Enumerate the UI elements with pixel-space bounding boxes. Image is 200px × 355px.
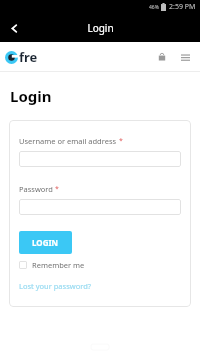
button[interactable]: Menu <box>176 48 194 66</box>
button[interactable]: Home <box>5 48 38 66</box>
button[interactable]: Back <box>0 14 28 42</box>
staticText: LOGIN <box>32 237 59 248</box>
button[interactable]: Text field <box>19 199 181 215</box>
staticText: * <box>55 184 59 194</box>
staticText: Login <box>87 21 114 35</box>
button[interactable]: Cart <box>153 48 171 66</box>
staticText: Remember me <box>32 260 85 270</box>
staticText: 46% <box>149 4 159 11</box>
button[interactable]: LOGIN <box>19 231 72 254</box>
staticText: Login <box>10 86 52 106</box>
staticText: * <box>119 136 123 146</box>
staticText: fre <box>19 48 38 66</box>
button[interactable]: Text field <box>19 151 181 167</box>
staticText: Password <box>19 184 53 194</box>
staticText: Lost your password? <box>19 281 92 291</box>
button[interactable]: Remember me <box>19 260 85 270</box>
staticText: Username or email address <box>19 136 117 146</box>
staticText: 2:59 PM <box>169 2 196 12</box>
button[interactable]: Lost your password? <box>19 281 92 291</box>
■ ■ ■ ■ ■
Direction: Please change "Cart" to "Basket" in the records from the line with "button[interactable]: Menu <box>176" up to and including the line with "staticText: Remember me". Give back only those lines, with nothing else altered.

Correct output:
button[interactable]: Menu <box>176 48 194 66</box>
button[interactable]: Home <box>5 48 38 66</box>
button[interactable]: Back <box>0 14 28 42</box>
staticText: LOGIN <box>32 237 59 248</box>
button[interactable]: Text field <box>19 199 181 215</box>
staticText: * <box>55 184 59 194</box>
staticText: Login <box>87 21 114 35</box>
button[interactable]: Basket <box>153 48 171 66</box>
staticText: Remember me <box>32 260 85 270</box>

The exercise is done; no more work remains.